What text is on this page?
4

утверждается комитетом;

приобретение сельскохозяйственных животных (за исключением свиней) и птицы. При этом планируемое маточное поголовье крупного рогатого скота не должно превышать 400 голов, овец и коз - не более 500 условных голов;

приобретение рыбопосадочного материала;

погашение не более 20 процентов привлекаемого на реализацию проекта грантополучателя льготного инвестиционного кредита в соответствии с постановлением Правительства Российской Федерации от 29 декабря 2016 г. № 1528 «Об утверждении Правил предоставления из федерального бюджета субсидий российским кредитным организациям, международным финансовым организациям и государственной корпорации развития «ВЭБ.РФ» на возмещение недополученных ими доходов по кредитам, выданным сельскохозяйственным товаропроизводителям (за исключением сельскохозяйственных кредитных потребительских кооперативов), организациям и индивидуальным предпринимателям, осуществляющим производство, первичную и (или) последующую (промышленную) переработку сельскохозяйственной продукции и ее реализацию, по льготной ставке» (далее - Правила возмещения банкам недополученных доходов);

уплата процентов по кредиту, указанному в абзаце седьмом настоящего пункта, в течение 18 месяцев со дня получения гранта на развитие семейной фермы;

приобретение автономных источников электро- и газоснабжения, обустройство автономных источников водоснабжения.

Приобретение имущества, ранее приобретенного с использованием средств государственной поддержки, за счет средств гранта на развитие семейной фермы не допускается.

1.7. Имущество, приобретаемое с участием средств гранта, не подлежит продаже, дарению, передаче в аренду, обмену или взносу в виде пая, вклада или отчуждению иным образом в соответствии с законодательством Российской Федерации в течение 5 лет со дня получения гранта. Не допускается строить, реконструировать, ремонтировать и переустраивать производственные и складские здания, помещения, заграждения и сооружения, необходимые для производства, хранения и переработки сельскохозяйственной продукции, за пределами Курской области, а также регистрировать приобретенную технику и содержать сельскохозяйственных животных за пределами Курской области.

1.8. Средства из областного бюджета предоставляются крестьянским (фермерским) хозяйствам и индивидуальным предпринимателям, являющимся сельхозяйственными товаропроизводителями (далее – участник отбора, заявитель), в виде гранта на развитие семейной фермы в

====

| Problem statement |
Reproduce the complete data exactly as presented above.

| Result |
What text is on this page?
4

утверждается комитетом;

приобретение сельскохозяйственных животных (за исключением свиней) и птицы. При этом планируемое маточное поголовье крупного рогатого скота не должно превышать 400 голов, овец и коз - не более 500 условных голов;

приобретение рыбопосадочного материала;

погашение не более 20 процентов привлекаемого на реализацию проекта грантополучателя льготного инвестиционного кредита в соответствии с постановлением Правительства Российской Федерации от 29 декабря 2016 г. № 1528 «Об утверждении Правил предоставления из федерального бюджета субсидий российским кредитным организациям, международным финансовым организациям и государственной корпорации развития «ВЭБ.РФ» на возмещение недополученных ими доходов по кредитам, выданным сельскохозяйственным товаропроизводителям (за исключением сельскохозяйственных кредитных потребительских кооперативов), организациям и индивидуальным предпринимателям, осуществляющим производство, первичную и (или) последующую (промышленную) переработку сельскохозяйственной продукции и ее реализацию, по льготной ставке» (далее - Правила возмещения банкам недополученных доходов);

уплата процентов по кредиту, указанному в абзаце седьмом настоящего пункта, в течение 18 месяцев со дня получения гранта на развитие семейной фермы;

приобретение автономных источников электро- и газоснабжения, обустройство автономных источников водоснабжения.

Приобретение имущества, ранее приобретенного с использованием средств государственной поддержки, за счет средств гранта на развитие семейной фермы не допускается.

1.7. Имущество, приобретаемое с участием средств гранта, не подлежит продаже, дарению, передаче в аренду, обмену или взносу в виде пая, вклада или отчуждению иным образом в соответствии с законодательством Российской Федерации в течение 5 лет со дня получения гранта. Не допускается строить, реконструировать, ремонтировать и переустраивать производственные и складские здания, помещения, заграждения и сооружения, необходимые для производства, хранения и переработки сельскохозяйственной продукции, за пределами Курской области, а также регистрировать приобретенную технику и содержать сельскохозяйственных животных за пределами Курской области.

1.8. Средства из областного бюджета предоставляются крестьянским (фермерским) хозяйствам и индивидуальным предпринимателям, являющимся сельхозяйственными товаропроизводителями (далее – участник отбора, заявитель), в виде гранта на развитие семейной фермы в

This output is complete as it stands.